* Input data:

>>>>>

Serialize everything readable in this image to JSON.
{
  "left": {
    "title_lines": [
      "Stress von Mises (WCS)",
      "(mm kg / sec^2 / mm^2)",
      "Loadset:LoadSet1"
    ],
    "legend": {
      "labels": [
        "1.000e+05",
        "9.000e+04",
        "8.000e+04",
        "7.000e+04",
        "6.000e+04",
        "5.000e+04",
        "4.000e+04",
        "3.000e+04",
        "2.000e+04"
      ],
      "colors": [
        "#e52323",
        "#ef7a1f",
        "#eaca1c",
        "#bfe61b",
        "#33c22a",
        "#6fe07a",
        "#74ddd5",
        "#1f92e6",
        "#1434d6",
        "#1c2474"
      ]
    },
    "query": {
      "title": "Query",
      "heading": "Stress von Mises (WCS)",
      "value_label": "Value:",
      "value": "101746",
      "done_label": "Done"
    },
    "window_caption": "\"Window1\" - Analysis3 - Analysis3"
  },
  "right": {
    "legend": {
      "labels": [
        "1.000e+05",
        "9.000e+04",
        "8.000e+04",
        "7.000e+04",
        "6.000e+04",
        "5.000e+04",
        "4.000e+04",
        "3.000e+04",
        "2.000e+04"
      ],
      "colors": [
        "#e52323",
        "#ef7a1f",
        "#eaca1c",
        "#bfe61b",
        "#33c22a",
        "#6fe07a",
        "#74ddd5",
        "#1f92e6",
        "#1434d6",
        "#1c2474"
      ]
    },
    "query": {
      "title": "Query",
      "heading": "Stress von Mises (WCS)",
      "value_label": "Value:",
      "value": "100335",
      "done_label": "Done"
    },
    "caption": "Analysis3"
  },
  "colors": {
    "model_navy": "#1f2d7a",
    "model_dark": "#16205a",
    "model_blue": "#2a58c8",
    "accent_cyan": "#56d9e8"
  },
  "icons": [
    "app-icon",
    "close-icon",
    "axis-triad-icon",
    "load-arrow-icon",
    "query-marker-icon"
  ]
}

<<<<<
>>>>>

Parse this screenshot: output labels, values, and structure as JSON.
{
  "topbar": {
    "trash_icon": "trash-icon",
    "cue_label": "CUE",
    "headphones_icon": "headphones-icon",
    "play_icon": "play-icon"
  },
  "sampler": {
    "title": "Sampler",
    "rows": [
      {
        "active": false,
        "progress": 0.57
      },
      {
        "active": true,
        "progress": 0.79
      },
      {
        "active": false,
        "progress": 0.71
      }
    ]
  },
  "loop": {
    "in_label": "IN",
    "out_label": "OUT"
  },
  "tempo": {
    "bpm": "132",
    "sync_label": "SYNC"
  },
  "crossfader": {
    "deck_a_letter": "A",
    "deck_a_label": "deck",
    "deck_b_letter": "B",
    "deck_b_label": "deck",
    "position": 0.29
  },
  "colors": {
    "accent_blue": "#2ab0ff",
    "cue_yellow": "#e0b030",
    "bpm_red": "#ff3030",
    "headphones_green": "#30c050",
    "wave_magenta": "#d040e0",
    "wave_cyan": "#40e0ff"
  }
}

<<<<<

* Exercise goal: Report the count of lines in the entries that contain the string "this", and nothing besides it.

* Answer below: 2